#### Supplied data ####

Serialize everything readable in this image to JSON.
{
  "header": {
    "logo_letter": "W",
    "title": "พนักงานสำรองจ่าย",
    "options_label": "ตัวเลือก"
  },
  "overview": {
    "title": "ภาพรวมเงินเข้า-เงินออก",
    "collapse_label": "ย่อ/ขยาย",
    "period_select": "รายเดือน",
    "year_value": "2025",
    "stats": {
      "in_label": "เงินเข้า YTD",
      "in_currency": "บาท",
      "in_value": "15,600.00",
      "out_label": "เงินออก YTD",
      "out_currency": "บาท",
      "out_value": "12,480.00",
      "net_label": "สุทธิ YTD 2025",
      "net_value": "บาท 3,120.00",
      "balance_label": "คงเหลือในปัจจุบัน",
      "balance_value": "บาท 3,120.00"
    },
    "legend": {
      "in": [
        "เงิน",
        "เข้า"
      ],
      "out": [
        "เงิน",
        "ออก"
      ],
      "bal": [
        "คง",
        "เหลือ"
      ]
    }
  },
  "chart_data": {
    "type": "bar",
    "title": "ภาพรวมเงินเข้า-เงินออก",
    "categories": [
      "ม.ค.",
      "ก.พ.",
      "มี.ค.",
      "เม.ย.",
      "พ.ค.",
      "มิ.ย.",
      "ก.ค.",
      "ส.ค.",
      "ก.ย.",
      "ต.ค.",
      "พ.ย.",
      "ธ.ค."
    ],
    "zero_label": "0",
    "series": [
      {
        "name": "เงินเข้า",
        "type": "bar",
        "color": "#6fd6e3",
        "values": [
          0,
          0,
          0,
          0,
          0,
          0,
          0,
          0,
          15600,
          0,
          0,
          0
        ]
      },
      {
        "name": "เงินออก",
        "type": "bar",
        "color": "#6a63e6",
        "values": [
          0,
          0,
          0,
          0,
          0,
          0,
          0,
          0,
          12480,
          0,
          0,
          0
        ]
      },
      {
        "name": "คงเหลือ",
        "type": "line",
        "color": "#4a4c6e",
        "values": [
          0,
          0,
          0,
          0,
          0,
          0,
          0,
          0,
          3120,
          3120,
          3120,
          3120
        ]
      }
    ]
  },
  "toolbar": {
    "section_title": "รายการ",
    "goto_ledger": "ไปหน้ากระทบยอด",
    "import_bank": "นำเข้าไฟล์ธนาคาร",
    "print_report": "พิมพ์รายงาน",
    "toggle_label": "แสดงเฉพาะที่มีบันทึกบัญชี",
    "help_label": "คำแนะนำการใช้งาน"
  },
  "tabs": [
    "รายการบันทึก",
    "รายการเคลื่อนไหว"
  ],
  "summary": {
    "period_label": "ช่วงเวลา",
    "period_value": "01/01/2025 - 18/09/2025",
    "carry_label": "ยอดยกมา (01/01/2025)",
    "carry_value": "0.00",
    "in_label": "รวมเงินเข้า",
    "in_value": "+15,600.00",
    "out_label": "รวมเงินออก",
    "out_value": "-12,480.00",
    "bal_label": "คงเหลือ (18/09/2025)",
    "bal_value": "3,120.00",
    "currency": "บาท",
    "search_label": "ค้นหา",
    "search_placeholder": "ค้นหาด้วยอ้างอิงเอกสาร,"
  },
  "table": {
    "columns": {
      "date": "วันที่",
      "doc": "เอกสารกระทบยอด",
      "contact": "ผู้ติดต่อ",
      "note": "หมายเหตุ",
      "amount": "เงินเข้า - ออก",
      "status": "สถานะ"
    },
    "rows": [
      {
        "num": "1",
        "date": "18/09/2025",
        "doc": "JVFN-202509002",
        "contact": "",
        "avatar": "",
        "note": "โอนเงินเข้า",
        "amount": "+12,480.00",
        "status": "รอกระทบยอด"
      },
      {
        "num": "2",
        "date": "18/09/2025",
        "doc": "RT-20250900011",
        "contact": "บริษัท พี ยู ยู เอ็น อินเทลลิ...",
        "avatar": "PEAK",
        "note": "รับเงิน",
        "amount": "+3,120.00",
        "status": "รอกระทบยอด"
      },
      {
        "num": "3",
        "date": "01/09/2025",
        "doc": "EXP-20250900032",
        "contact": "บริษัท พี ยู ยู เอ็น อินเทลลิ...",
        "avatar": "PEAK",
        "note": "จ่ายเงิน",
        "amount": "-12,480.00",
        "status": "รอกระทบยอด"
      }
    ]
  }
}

####

What you are asked to do
Copy every record exactly as presented.

Problem solution
Serialize everything readable in this image to JSON.
{
  "header": {
    "logo_letter": "W",
    "title": "พนักงานสำรองจ่าย",
    "options_label": "ตัวเลือก"
  },
  "overview": {
    "title": "ภาพรวมเงินเข้า-เงินออก",
    "collapse_label": "ย่อ/ขยาย",
    "period_select": "รายเดือน",
    "year_value": "2025",
    "stats": {
      "in_label": "เงินเข้า YTD",
      "in_currency": "บาท",
      "in_value": "15,600.00",
      "out_label": "เงินออก YTD",
      "out_currency": "บาท",
      "out_value": "12,480.00",
      "net_label": "สุทธิ YTD 2025",
      "net_value": "บาท 3,120.00",
      "balance_label": "คงเหลือในปัจจุบัน",
      "balance_value": "บาท 3,120.00"
    },
    "legend": {
      "in": [
        "เงิน",
        "เข้า"
      ],
      "out": [
        "เงิน",
        "ออก"
      ],
      "bal": [
        "คง",
        "เหลือ"
      ]
    }
  },
  "chart_data": {
    "type": "bar",
    "title": "ภาพรวมเงินเข้า-เงินออก",
    "categories": [
      "ม.ค.",
      "ก.พ.",
      "มี.ค.",
      "เม.ย.",
      "พ.ค.",
      "มิ.ย.",
      "ก.ค.",
      "ส.ค.",
      "ก.ย.",
      "ต.ค.",
      "พ.ย.",
      "ธ.ค."
    ],
    "zero_label": "0",
    "series": [
      {
        "name": "เงินเข้า",
        "type": "bar",
        "color": "#6fd6e3",
        "values": [
          0,
          0,
          0,
          0,
          0,
          0,
          0,
          0,
          15600,
          0,
          0,
          0
        ]
      },
      {
        "name": "เงินออก",
        "type": "bar",
        "color": "#6a63e6",
        "values": [
          0,
          0,
          0,
          0,
          0,
          0,
          0,
          0,
          12480,
          0,
          0,
          0
        ]
      },
      {
        "name": "คงเหลือ",
        "type": "line",
        "color": "#4a4c6e",
        "values": [
          0,
          0,
          0,
          0,
          0,
          0,
          0,
          0,
          3120,
          3120,
          3120,
          3120
        ]
      }
    ]
  },
  "toolbar": {
    "section_title": "รายการ",
    "goto_ledger": "ไปหน้ากระทบยอด",
    "import_bank": "นำเข้าไฟล์ธนาคาร",
    "print_report": "พิมพ์รายงาน",
    "toggle_label": "แสดงเฉพาะที่มีบันทึกบัญชี",
    "help_label": "คำแนะนำการใช้งาน"
  },
  "tabs": [
    "รายการบันทึก",
    "รายการเคลื่อนไหว"
  ],
  "summary": {
    "period_label": "ช่วงเวลา",
    "period_value": "01/01/2025 - 18/09/2025",
    "carry_label": "ยอดยกมา (01/01/2025)",
    "carry_value": "0.00",
    "in_label": "รวมเงินเข้า",
    "in_value": "+15,600.00",
    "out_label": "รวมเงินออก",
    "out_value": "-12,480.00",
    "bal_label": "คงเหลือ (18/09/2025)",
    "bal_value": "3,120.00",
    "currency": "บาท",
    "search_label": "ค้นหา",
    "search_placeholder": "ค้นหาด้วยอ้างอิงเอกสาร,"
  },
  "table": {
    "columns": {
      "date": "วันที่",
      "doc": "เอกสารกระทบยอด",
      "contact": "ผู้ติดต่อ",
      "note": "หมายเหตุ",
      "amount": "เงินเข้า - ออก",
      "status": "สถานะ"
    },
    "rows": [
      {
        "num": "1",
        "date": "18/09/2025",
        "doc": "JVFN-202509002",
        "contact": "",
        "avatar": "",
        "note": "โอนเงินเข้า",
        "amount": "+12,480.00",
        "status": "รอกระทบยอด"
      },
      {
        "num": "2",
        "date": "18/09/2025",
        "doc": "RT-20250900011",
        "contact": "บริษัท พี ยู ยู เอ็น อินเทลลิ...",
        "avatar": "PEAK",
        "note": "รับเงิน",
        "amount": "+3,120.00",
        "status": "รอกระทบยอด"
      },
      {
        "num": "3",
        "date": "01/09/2025",
        "doc": "EXP-20250900032",
        "contact": "บริษัท พี ยู ยู เอ็น อินเทลลิ...",
        "avatar": "PEAK",
        "note": "จ่ายเงิน",
        "amount": "-12,480.00",
        "status": "รอกระทบยอด"
      }
    ]
  }
}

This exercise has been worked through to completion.